Repeat word for word everything from the line containing "Give me a plain-text" to the end of the listing, first and last lines included, and only that.
-.-.-
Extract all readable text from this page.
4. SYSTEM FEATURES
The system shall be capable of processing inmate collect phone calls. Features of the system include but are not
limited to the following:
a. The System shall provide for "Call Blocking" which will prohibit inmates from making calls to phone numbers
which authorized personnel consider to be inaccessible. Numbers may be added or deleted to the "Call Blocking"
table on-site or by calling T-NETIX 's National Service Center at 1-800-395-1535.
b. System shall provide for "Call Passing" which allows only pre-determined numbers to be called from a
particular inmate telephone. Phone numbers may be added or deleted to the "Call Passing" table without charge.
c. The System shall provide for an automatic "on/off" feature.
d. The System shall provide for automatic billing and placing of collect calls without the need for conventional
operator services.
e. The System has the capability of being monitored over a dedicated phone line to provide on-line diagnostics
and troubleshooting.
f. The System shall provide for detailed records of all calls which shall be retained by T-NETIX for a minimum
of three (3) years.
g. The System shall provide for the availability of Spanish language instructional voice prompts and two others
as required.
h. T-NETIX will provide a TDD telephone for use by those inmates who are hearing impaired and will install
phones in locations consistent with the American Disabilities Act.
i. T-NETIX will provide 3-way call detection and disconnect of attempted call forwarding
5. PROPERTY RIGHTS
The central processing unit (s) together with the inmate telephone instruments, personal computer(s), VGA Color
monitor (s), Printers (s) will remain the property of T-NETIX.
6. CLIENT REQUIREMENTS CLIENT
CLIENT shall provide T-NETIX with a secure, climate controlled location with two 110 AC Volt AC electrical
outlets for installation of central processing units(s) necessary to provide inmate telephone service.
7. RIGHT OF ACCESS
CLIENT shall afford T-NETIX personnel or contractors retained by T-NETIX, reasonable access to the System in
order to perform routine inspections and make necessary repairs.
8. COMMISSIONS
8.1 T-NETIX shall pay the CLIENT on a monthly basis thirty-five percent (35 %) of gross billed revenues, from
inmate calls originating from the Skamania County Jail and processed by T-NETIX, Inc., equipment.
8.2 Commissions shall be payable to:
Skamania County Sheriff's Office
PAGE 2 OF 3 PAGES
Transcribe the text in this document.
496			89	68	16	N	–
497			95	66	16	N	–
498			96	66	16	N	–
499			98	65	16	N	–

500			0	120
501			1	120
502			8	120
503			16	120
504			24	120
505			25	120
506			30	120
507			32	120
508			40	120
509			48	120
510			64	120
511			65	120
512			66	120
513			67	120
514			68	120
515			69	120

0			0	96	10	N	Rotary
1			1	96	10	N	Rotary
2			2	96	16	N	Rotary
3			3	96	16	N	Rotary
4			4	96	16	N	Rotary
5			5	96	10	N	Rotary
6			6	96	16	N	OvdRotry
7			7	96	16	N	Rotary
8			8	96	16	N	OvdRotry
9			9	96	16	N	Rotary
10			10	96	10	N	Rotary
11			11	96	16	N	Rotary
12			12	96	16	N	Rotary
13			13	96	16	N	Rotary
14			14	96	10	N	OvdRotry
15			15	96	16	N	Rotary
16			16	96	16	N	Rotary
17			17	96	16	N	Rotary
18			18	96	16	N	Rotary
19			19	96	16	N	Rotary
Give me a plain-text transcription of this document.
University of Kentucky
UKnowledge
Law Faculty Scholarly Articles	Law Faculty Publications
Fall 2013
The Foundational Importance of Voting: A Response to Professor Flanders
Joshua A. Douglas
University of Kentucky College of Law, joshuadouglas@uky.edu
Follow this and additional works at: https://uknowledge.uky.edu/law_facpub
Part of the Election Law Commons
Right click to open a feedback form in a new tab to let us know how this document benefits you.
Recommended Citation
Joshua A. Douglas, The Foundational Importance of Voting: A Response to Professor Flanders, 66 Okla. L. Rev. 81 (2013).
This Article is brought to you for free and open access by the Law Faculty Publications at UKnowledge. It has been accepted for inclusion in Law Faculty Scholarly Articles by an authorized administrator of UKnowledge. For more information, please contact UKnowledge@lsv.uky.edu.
-.-.-
**ANSWER TO THIS PROBLEM:**
Give me a plain-text transcription of this document.
University of Kentucky
UKnowledge
Law Faculty Scholarly Articles	Law Faculty Publications
Fall 2013
The Foundational Importance of Voting: A Response to Professor Flanders
Joshua A. Douglas
University of Kentucky College of Law, joshuadouglas@uky.edu
Follow this and additional works at: https://uknowledge.uky.edu/law_facpub
Part of the Election Law Commons
Right click to open a feedback form in a new tab to let us know how this document benefits you.
Recommended Citation
Joshua A. Douglas, The Foundational Importance of Voting: A Response to Professor Flanders, 66 Okla. L. Rev. 81 (2013).
This Article is brought to you for free and open access by the Law Faculty Publications at UKnowledge. It has been accepted for inclusion in Law Faculty Scholarly Articles by an authorized administrator of UKnowledge. For more information, please contact UKnowledge@lsv.uky.edu.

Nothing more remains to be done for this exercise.